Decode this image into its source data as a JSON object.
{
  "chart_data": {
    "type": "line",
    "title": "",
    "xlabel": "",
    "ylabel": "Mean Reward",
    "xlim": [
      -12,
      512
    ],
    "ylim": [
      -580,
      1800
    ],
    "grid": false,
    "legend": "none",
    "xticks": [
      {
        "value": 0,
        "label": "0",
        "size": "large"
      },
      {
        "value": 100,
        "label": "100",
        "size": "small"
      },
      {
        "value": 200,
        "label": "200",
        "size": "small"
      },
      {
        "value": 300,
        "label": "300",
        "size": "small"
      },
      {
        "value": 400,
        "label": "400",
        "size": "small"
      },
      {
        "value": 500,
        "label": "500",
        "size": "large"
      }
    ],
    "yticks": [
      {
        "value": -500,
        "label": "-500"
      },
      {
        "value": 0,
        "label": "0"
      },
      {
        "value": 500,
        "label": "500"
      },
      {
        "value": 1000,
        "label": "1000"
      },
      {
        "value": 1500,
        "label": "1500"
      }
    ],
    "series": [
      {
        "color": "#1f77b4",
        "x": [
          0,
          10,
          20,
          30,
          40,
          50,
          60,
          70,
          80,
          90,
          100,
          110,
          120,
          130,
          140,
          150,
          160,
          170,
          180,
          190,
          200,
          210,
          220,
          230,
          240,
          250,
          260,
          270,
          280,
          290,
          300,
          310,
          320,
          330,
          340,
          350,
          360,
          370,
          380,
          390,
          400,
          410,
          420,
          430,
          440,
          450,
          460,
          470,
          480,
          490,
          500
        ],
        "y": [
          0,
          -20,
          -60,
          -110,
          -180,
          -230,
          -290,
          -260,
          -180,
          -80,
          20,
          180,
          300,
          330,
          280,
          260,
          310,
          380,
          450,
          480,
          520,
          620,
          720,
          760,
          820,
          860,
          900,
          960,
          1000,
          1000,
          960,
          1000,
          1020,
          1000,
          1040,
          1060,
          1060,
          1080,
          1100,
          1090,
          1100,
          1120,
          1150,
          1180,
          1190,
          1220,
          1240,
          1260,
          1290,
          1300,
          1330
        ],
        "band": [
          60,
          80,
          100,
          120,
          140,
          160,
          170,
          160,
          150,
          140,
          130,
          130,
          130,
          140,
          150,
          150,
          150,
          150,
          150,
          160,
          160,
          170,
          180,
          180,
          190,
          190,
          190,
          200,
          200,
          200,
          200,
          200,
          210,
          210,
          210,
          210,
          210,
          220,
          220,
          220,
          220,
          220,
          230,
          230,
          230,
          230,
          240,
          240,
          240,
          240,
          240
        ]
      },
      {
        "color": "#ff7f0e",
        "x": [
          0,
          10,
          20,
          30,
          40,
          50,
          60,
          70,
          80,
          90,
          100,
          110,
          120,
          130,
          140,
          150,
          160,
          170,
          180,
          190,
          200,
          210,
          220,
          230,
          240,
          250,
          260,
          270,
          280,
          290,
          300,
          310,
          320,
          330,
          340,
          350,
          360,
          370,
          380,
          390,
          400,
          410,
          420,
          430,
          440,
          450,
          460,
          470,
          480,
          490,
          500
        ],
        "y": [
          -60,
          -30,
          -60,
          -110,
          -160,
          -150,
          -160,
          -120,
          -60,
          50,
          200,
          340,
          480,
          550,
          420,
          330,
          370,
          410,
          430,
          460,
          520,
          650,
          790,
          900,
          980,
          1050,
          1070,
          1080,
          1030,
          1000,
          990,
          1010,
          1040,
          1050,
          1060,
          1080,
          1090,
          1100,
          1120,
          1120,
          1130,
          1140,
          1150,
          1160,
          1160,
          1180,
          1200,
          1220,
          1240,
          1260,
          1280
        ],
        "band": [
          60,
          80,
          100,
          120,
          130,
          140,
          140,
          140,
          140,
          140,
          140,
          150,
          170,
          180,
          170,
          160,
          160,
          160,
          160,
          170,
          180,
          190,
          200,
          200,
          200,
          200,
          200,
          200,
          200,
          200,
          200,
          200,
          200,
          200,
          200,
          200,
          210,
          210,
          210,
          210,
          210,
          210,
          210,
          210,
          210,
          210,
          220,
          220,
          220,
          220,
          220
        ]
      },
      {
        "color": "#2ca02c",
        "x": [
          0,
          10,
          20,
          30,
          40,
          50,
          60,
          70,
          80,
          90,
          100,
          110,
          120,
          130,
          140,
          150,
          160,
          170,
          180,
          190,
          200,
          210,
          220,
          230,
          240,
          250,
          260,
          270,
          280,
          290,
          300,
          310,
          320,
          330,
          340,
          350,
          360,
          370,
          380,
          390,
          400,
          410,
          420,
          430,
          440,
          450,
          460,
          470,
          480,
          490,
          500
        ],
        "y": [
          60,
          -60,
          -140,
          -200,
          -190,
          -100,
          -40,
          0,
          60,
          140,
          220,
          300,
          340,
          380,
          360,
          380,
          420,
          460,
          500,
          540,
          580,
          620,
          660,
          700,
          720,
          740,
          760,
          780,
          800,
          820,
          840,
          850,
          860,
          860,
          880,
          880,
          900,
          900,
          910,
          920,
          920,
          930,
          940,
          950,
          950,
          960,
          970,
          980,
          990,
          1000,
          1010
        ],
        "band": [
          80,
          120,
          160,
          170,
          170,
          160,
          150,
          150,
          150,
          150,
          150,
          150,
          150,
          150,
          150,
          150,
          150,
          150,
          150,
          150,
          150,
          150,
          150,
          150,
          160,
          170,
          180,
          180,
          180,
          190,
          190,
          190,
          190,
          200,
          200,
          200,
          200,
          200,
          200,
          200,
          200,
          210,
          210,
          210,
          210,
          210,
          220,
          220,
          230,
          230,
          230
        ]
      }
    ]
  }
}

→ **WHAT IS ASKED**:
Take the records above and return them exactly as written.

→ **WRITTEN ANSWER**:
Decode this image into its source data as a JSON object.
{
  "chart_data": {
    "type": "line",
    "title": "",
    "xlabel": "",
    "ylabel": "Mean Reward",
    "xlim": [
      -12,
      512
    ],
    "ylim": [
      -580,
      1800
    ],
    "grid": false,
    "legend": "none",
    "xticks": [
      {
        "value": 0,
        "label": "0",
        "size": "large"
      },
      {
        "value": 100,
        "label": "100",
        "size": "small"
      },
      {
        "value": 200,
        "label": "200",
        "size": "small"
      },
      {
        "value": 300,
        "label": "300",
        "size": "small"
      },
      {
        "value": 400,
        "label": "400",
        "size": "small"
      },
      {
        "value": 500,
        "label": "500",
        "size": "large"
      }
    ],
    "yticks": [
      {
        "value": -500,
        "label": "-500"
      },
      {
        "value": 0,
        "label": "0"
      },
      {
        "value": 500,
        "label": "500"
      },
      {
        "value": 1000,
        "label": "1000"
      },
      {
        "value": 1500,
        "label": "1500"
      }
    ],
    "series": [
      {
        "color": "#1f77b4",
        "x": [
          0,
          10,
          20,
          30,
          40,
          50,
          60,
          70,
          80,
          90,
          100,
          110,
          120,
          130,
          140,
          150,
          160,
          170,
          180,
          190,
          200,
          210,
          220,
          230,
          240,
          250,
          260,
          270,
          280,
          290,
          300,
          310,
          320,
          330,
          340,
          350,
          360,
          370,
          380,
          390,
          400,
          410,
          420,
          430,
          440,
          450,
          460,
          470,
          480,
          490,
          500
        ],
        "y": [
          0,
          -20,
          -60,
          -110,
          -180,
          -230,
          -290,
          -260,
          -180,
          -80,
          20,
          180,
          300,
          330,
          280,
          260,
          310,
          380,
          450,
          480,
          520,
          620,
          720,
          760,
          820,
          860,
          900,
          960,
          1000,
          1000,
          960,
          1000,
          1020,
          1000,
          1040,
          1060,
          1060,
          1080,
          1100,
          1090,
          1100,
          1120,
          1150,
          1180,
          1190,
          1220,
          1240,
          1260,
          1290,
          1300,
          1330
        ],
        "band": [
          60,
          80,
          100,
          120,
          140,
          160,
          170,
          160,
          150,
          140,
          130,
          130,
          130,
          140,
          150,
          150,
          150,
          150,
          150,
          160,
          160,
          170,
          180,
          180,
          190,
          190,
          190,
          200,
          200,
          200,
          200,
          200,
          210,
          210,
          210,
          210,
          210,
          220,
          220,
          220,
          220,
          220,
          230,
          230,
          230,
          230,
          240,
          240,
          240,
          240,
          240
        ]
      },
      {
        "color": "#ff7f0e",
        "x": [
          0,
          10,
          20,
          30,
          40,
          50,
          60,
          70,
          80,
          90,
          100,
          110,
          120,
          130,
          140,
          150,
          160,
          170,
          180,
          190,
          200,
          210,
          220,
          230,
          240,
          250,
          260,
          270,
          280,
          290,
          300,
          310,
          320,
          330,
          340,
          350,
          360,
          370,
          380,
          390,
          400,
          410,
          420,
          430,
          440,
          450,
          460,
          470,
          480,
          490,
          500
        ],
        "y": [
          -60,
          -30,
          -60,
          -110,
          -160,
          -150,
          -160,
          -120,
          -60,
          50,
          200,
          340,
          480,
          550,
          420,
          330,
          370,
          410,
          430,
          460,
          520,
          650,
          790,
          900,
          980,
          1050,
          1070,
          1080,
          1030,
          1000,
          990,
          1010,
          1040,
          1050,
          1060,
          1080,
          1090,
          1100,
          1120,
          1120,
          1130,
          1140,
          1150,
          1160,
          1160,
          1180,
          1200,
          1220,
          1240,
          1260,
          1280
        ],
        "band": [
          60,
          80,
          100,
          120,
          130,
          140,
          140,
          140,
          140,
          140,
          140,
          150,
          170,
          180,
          170,
          160,
          160,
          160,
          160,
          170,
          180,
          190,
          200,
          200,
          200,
          200,
          200,
          200,
          200,
          200,
          200,
          200,
          200,
          200,
          200,
          200,
          210,
          210,
          210,
          210,
          210,
          210,
          210,
          210,
          210,
          210,
          220,
          220,
          220,
          220,
          220
        ]
      },
      {
        "color": "#2ca02c",
        "x": [
          0,
          10,
          20,
          30,
          40,
          50,
          60,
          70,
          80,
          90,
          100,
          110,
          120,
          130,
          140,
          150,
          160,
          170,
          180,
          190,
          200,
          210,
          220,
          230,
          240,
          250,
          260,
          270,
          280,
          290,
          300,
          310,
          320,
          330,
          340,
          350,
          360,
          370,
          380,
          390,
          400,
          410,
          420,
          430,
          440,
          450,
          460,
          470,
          480,
          490,
          500
        ],
        "y": [
          60,
          -60,
          -140,
          -200,
          -190,
          -100,
          -40,
          0,
          60,
          140,
          220,
          300,
          340,
          380,
          360,
          380,
          420,
          460,
          500,
          540,
          580,
          620,
          660,
          700,
          720,
          740,
          760,
          780,
          800,
          820,
          840,
          850,
          860,
          860,
          880,
          880,
          900,
          900,
          910,
          920,
          920,
          930,
          940,
          950,
          950,
          960,
          970,
          980,
          990,
          1000,
          1010
        ],
        "band": [
          80,
          120,
          160,
          170,
          170,
          160,
          150,
          150,
          150,
          150,
          150,
          150,
          150,
          150,
          150,
          150,
          150,
          150,
          150,
          150,
          150,
          150,
          150,
          150,
          160,
          170,
          180,
          180,
          180,
          190,
          190,
          190,
          190,
          200,
          200,
          200,
          200,
          200,
          200,
          200,
          200,
          210,
          210,
          210,
          210,
          210,
          220,
          220,
          230,
          230,
          230
        ]
      }
    ]
  }
}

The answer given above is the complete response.